Determine how many lines in the entries below include "this". The reply should be that number and nothing else.

• _Data for the task_:
-=-=-=-=-

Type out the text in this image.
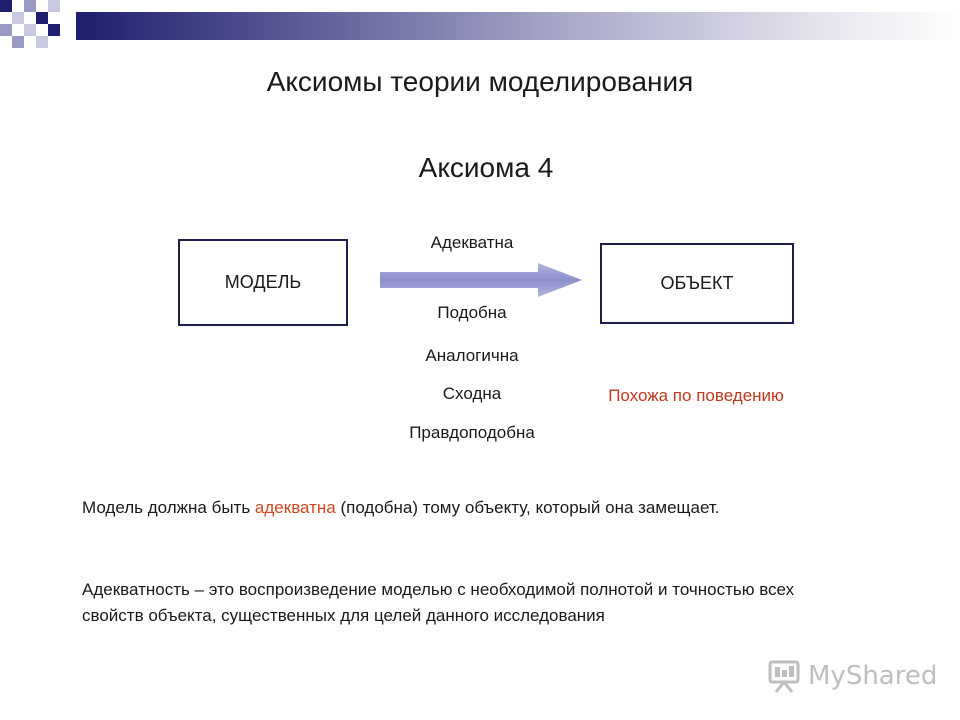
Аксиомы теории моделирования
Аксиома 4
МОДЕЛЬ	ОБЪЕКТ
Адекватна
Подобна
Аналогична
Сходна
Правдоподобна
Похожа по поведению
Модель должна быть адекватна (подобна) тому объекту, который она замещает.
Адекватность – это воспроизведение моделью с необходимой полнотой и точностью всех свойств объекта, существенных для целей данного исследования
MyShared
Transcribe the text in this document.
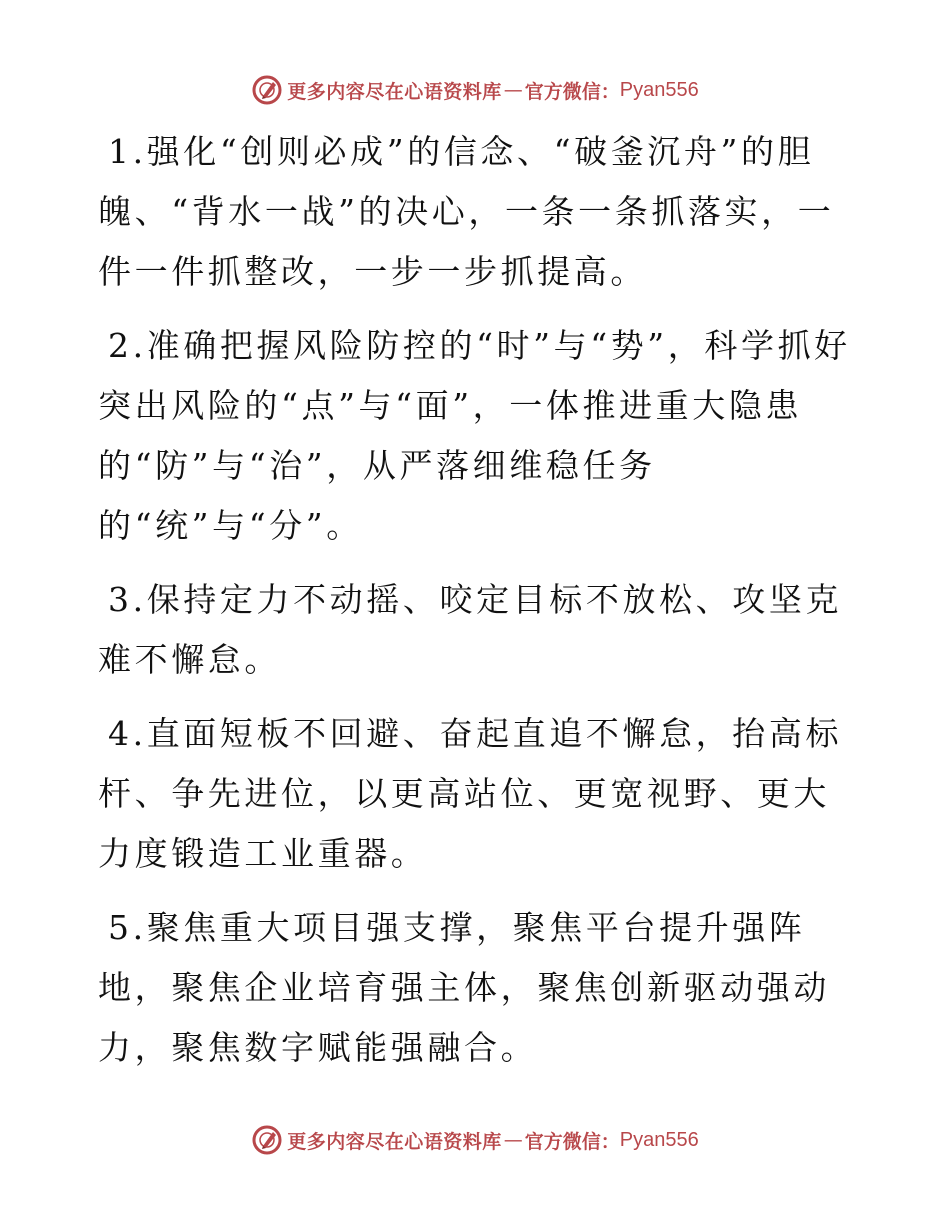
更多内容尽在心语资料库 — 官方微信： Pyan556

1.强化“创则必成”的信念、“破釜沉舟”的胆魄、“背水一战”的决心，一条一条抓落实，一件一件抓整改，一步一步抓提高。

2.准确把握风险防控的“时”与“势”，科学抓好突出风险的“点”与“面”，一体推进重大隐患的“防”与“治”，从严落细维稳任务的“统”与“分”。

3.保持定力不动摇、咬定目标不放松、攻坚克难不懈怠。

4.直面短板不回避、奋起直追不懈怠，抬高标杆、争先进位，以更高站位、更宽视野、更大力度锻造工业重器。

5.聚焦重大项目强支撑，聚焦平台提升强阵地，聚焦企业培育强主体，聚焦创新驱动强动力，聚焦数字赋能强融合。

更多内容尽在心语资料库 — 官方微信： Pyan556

-=-=-=-=-

• _Task solution_: 2